* Goal
Every entry below should be repeated exactly; the pictures should not.

[Raw records]
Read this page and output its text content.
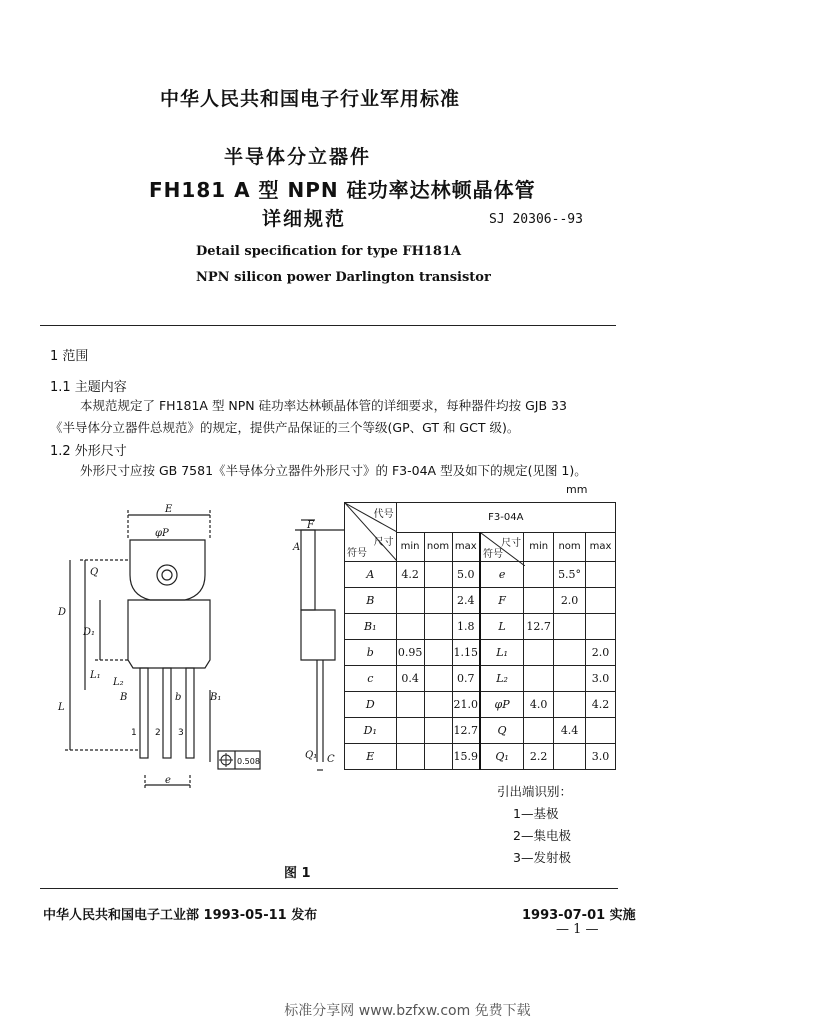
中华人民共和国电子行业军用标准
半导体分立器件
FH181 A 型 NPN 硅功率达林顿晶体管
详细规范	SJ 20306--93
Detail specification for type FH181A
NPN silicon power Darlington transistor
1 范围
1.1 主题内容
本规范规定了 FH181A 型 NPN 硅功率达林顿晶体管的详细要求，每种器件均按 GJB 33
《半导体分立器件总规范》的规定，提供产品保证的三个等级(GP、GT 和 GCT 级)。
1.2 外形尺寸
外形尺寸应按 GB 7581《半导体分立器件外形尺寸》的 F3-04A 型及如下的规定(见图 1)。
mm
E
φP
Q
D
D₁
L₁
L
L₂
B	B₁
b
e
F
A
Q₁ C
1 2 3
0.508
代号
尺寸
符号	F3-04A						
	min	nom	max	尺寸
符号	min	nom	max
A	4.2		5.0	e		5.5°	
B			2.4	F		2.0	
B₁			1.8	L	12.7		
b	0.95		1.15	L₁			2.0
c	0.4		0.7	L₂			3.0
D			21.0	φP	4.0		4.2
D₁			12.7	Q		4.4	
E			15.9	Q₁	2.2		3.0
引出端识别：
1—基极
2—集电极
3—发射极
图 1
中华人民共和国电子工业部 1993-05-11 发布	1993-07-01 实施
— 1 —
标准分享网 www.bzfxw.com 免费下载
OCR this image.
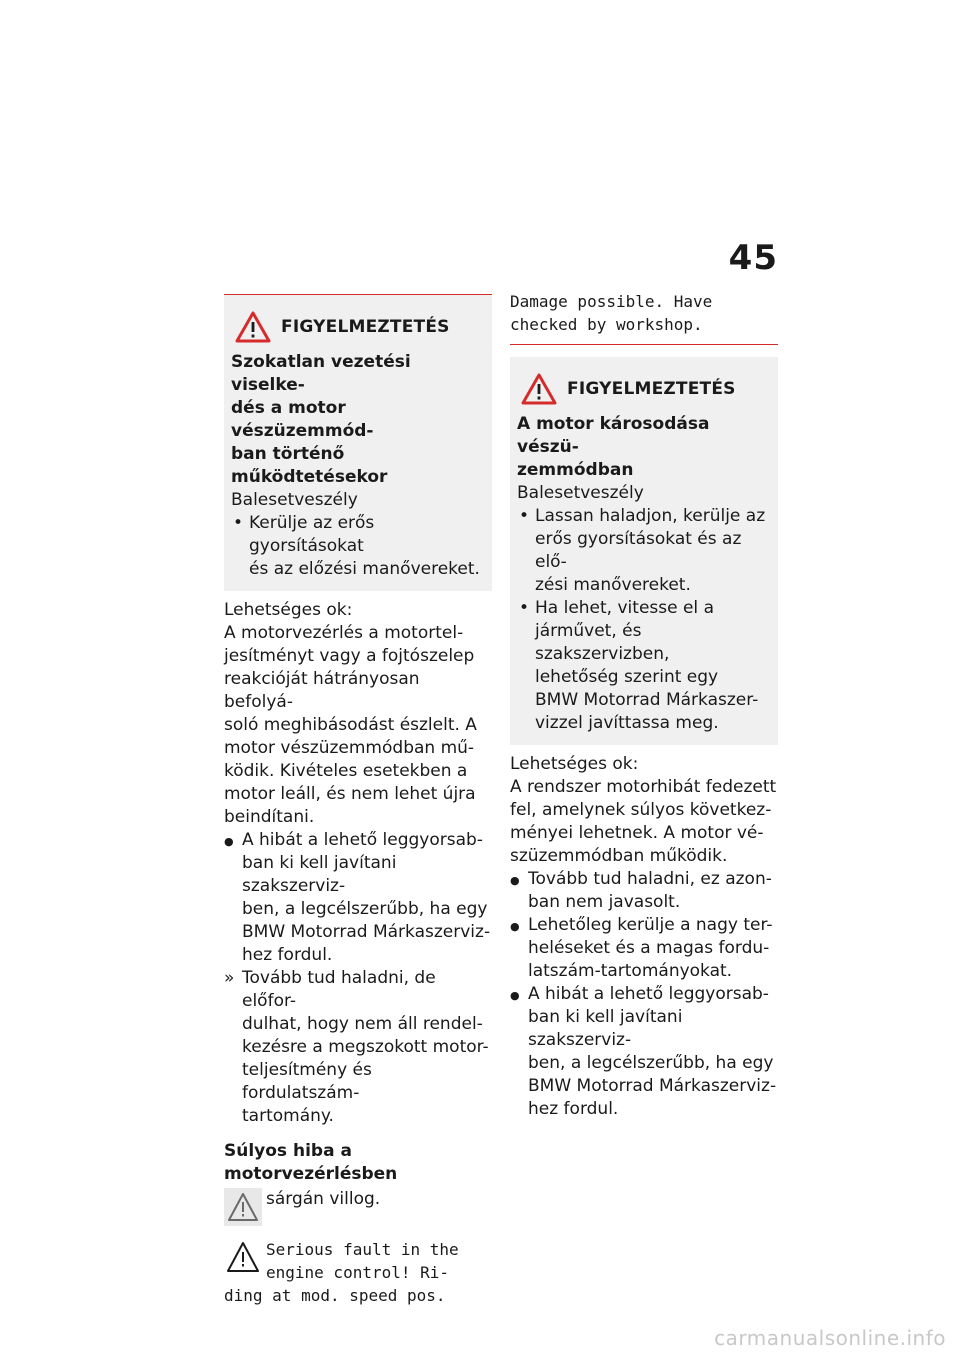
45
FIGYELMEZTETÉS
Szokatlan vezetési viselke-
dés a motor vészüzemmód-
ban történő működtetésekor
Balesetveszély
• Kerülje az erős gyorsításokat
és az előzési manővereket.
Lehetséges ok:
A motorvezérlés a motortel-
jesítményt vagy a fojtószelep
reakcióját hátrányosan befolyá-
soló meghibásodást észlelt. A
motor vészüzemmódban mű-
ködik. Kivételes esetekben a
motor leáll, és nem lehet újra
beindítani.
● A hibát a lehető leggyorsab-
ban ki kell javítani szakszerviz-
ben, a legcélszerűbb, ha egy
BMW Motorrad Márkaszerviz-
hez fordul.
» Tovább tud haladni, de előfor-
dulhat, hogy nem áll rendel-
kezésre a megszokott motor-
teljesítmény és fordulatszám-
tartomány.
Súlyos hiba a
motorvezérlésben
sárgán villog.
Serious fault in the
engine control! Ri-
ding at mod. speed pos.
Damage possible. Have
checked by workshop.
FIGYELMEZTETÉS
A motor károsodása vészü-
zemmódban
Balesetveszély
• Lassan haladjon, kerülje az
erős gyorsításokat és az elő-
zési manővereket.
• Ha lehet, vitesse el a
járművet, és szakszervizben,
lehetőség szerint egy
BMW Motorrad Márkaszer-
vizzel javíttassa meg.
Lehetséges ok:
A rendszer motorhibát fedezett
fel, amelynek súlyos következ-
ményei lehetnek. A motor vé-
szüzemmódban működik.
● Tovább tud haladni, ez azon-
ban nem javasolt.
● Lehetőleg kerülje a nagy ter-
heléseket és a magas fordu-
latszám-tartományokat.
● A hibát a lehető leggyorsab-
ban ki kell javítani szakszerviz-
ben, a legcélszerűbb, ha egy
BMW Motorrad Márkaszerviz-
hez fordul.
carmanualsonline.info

* Problem solution
Read this page and output its text content.
中华人民共和国电子行业军用标准
半导体分立器件
FH181 A 型 NPN 硅功率达林顿晶体管
详细规范	SJ 20306--93
Detail specification for type FH181A
NPN silicon power Darlington transistor
1 范围
1.1 主题内容
本规范规定了 FH181A 型 NPN 硅功率达林顿晶体管的详细要求，每种器件均按 GJB 33
《半导体分立器件总规范》的规定，提供产品保证的三个等级(GP、GT 和 GCT 级)。
1.2 外形尺寸
外形尺寸应按 GB 7581《半导体分立器件外形尺寸》的 F3-04A 型及如下的规定(见图 1)。
mm
E
φP
Q
D
D₁
L₁
L
L₂
B	B₁
b
e
F
A
Q₁ C
1 2 3
0.508
代号
尺寸
符号	F3-04A						
	min	nom	max	尺寸
符号	min	nom	max
A	4.2		5.0	e		5.5°	
B			2.4	F		2.0	
B₁			1.8	L	12.7		
b	0.95		1.15	L₁			2.0
c	0.4		0.7	L₂			3.0
D			21.0	φP	4.0		4.2
D₁			12.7	Q		4.4	
E			15.9	Q₁	2.2		3.0
引出端识别：
1—基极
2—集电极
3—发射极
图 1
中华人民共和国电子工业部 1993-05-11 发布	1993-07-01 实施
— 1 —
标准分享网 www.bzfxw.com 免费下载
OCR this image.
45
FIGYELMEZTETÉS
Szokatlan vezetési viselke-
dés a motor vészüzemmód-
ban történő működtetésekor
Balesetveszély
• Kerülje az erős gyorsításokat
és az előzési manővereket.
Lehetséges ok:
A motorvezérlés a motortel-
jesítményt vagy a fojtószelep
reakcióját hátrányosan befolyá-
soló meghibásodást észlelt. A
motor vészüzemmódban mű-
ködik. Kivételes esetekben a
motor leáll, és nem lehet újra
beindítani.
● A hibát a lehető leggyorsab-
ban ki kell javítani szakszerviz-
ben, a legcélszerűbb, ha egy
BMW Motorrad Márkaszerviz-
hez fordul.
» Tovább tud haladni, de előfor-
dulhat, hogy nem áll rendel-
kezésre a megszokott motor-
teljesítmény és fordulatszám-
tartomány.
Súlyos hiba a
motorvezérlésben
sárgán villog.
Serious fault in the
engine control! Ri-
ding at mod. speed pos.
Damage possible. Have
checked by workshop.
FIGYELMEZTETÉS
A motor károsodása vészü-
zemmódban
Balesetveszély
• Lassan haladjon, kerülje az
erős gyorsításokat és az elő-
zési manővereket.
• Ha lehet, vitesse el a
járművet, és szakszervizben,
lehetőség szerint egy
BMW Motorrad Márkaszer-
vizzel javíttassa meg.
Lehetséges ok:
A rendszer motorhibát fedezett
fel, amelynek súlyos következ-
ményei lehetnek. A motor vé-
szüzemmódban működik.
● Tovább tud haladni, ez azon-
ban nem javasolt.
● Lehetőleg kerülje a nagy ter-
heléseket és a magas fordu-
latszám-tartományokat.
● A hibát a lehető leggyorsab-
ban ki kell javítani szakszerviz-
ben, a legcélszerűbb, ha egy
BMW Motorrad Márkaszerviz-
hez fordul.
carmanualsonline.info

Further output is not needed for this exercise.